-- start of GIVEN ENTRIES --
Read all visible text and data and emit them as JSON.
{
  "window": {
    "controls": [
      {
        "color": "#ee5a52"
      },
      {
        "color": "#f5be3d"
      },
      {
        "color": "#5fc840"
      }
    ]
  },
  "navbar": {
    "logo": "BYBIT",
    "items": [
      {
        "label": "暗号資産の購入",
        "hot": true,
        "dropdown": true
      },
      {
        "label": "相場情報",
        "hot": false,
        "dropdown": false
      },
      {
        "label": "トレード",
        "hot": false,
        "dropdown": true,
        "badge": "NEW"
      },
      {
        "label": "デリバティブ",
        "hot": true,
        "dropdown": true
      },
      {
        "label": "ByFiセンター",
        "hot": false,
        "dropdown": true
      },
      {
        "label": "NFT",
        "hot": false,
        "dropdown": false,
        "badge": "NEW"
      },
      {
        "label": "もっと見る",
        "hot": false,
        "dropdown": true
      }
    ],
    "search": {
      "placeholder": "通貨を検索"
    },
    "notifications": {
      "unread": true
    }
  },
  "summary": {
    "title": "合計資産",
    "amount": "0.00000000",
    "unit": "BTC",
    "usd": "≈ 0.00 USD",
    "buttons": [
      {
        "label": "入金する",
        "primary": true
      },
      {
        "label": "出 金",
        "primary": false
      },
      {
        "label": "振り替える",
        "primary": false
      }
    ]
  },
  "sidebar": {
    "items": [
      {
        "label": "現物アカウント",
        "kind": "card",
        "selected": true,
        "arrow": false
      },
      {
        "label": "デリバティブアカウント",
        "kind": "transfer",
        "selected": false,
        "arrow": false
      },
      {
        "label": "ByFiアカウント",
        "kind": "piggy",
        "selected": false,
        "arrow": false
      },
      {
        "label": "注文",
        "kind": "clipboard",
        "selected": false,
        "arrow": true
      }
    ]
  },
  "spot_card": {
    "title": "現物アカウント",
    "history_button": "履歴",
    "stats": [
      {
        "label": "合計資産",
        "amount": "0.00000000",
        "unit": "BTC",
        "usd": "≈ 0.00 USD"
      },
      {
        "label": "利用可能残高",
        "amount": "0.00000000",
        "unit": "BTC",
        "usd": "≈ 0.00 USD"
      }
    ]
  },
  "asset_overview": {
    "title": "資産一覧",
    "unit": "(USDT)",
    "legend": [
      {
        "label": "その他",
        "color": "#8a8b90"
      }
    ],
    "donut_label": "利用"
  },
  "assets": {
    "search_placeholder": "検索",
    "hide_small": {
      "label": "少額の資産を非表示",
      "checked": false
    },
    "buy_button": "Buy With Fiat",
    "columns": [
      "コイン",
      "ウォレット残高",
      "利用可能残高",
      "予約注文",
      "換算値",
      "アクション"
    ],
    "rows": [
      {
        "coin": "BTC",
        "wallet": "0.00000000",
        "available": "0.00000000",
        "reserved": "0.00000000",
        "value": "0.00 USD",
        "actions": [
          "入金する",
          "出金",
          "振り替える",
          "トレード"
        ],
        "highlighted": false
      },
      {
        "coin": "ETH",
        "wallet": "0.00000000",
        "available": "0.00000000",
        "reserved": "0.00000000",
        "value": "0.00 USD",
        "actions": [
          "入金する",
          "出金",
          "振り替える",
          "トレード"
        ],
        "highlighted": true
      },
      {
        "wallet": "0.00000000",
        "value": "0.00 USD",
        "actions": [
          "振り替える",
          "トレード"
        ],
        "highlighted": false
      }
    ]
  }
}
-- end of GIVEN ENTRIES --
_TASK DESCRIPTION_
Write out all of the records once more, exactly.

_SOLUTION_
Read all visible text and data and emit them as JSON.
{
  "window": {
    "controls": [
      {
        "color": "#ee5a52"
      },
      {
        "color": "#f5be3d"
      },
      {
        "color": "#5fc840"
      }
    ]
  },
  "navbar": {
    "logo": "BYBIT",
    "items": [
      {
        "label": "暗号資産の購入",
        "hot": true,
        "dropdown": true
      },
      {
        "label": "相場情報",
        "hot": false,
        "dropdown": false
      },
      {
        "label": "トレード",
        "hot": false,
        "dropdown": true,
        "badge": "NEW"
      },
      {
        "label": "デリバティブ",
        "hot": true,
        "dropdown": true
      },
      {
        "label": "ByFiセンター",
        "hot": false,
        "dropdown": true
      },
      {
        "label": "NFT",
        "hot": false,
        "dropdown": false,
        "badge": "NEW"
      },
      {
        "label": "もっと見る",
        "hot": false,
        "dropdown": true
      }
    ],
    "search": {
      "placeholder": "通貨を検索"
    },
    "notifications": {
      "unread": true
    }
  },
  "summary": {
    "title": "合計資産",
    "amount": "0.00000000",
    "unit": "BTC",
    "usd": "≈ 0.00 USD",
    "buttons": [
      {
        "label": "入金する",
        "primary": true
      },
      {
        "label": "出 金",
        "primary": false
      },
      {
        "label": "振り替える",
        "primary": false
      }
    ]
  },
  "sidebar": {
    "items": [
      {
        "label": "現物アカウント",
        "kind": "card",
        "selected": true,
        "arrow": false
      },
      {
        "label": "デリバティブアカウント",
        "kind": "transfer",
        "selected": false,
        "arrow": false
      },
      {
        "label": "ByFiアカウント",
        "kind": "piggy",
        "selected": false,
        "arrow": false
      },
      {
        "label": "注文",
        "kind": "clipboard",
        "selected": false,
        "arrow": true
      }
    ]
  },
  "spot_card": {
    "title": "現物アカウント",
    "history_button": "履歴",
    "stats": [
      {
        "label": "合計資産",
        "amount": "0.00000000",
        "unit": "BTC",
        "usd": "≈ 0.00 USD"
      },
      {
        "label": "利用可能残高",
        "amount": "0.00000000",
        "unit": "BTC",
        "usd": "≈ 0.00 USD"
      }
    ]
  },
  "asset_overview": {
    "title": "資産一覧",
    "unit": "(USDT)",
    "legend": [
      {
        "label": "その他",
        "color": "#8a8b90"
      }
    ],
    "donut_label": "利用"
  },
  "assets": {
    "search_placeholder": "検索",
    "hide_small": {
      "label": "少額の資産を非表示",
      "checked": false
    },
    "buy_button": "Buy With Fiat",
    "columns": [
      "コイン",
      "ウォレット残高",
      "利用可能残高",
      "予約注文",
      "換算値",
      "アクション"
    ],
    "rows": [
      {
        "coin": "BTC",
        "wallet": "0.00000000",
        "available": "0.00000000",
        "reserved": "0.00000000",
        "value": "0.00 USD",
        "actions": [
          "入金する",
          "出金",
          "振り替える",
          "トレード"
        ],
        "highlighted": false
      },
      {
        "coin": "ETH",
        "wallet": "0.00000000",
        "available": "0.00000000",
        "reserved": "0.00000000",
        "value": "0.00 USD",
        "actions": [
          "入金する",
          "出金",
          "振り替える",
          "トレード"
        ],
        "highlighted": true
      },
      {
        "wallet": "0.00000000",
        "value": "0.00 USD",
        "actions": [
          "振り替える",
          "トレード"
        ],
        "highlighted": false
      }
    ]
  }
}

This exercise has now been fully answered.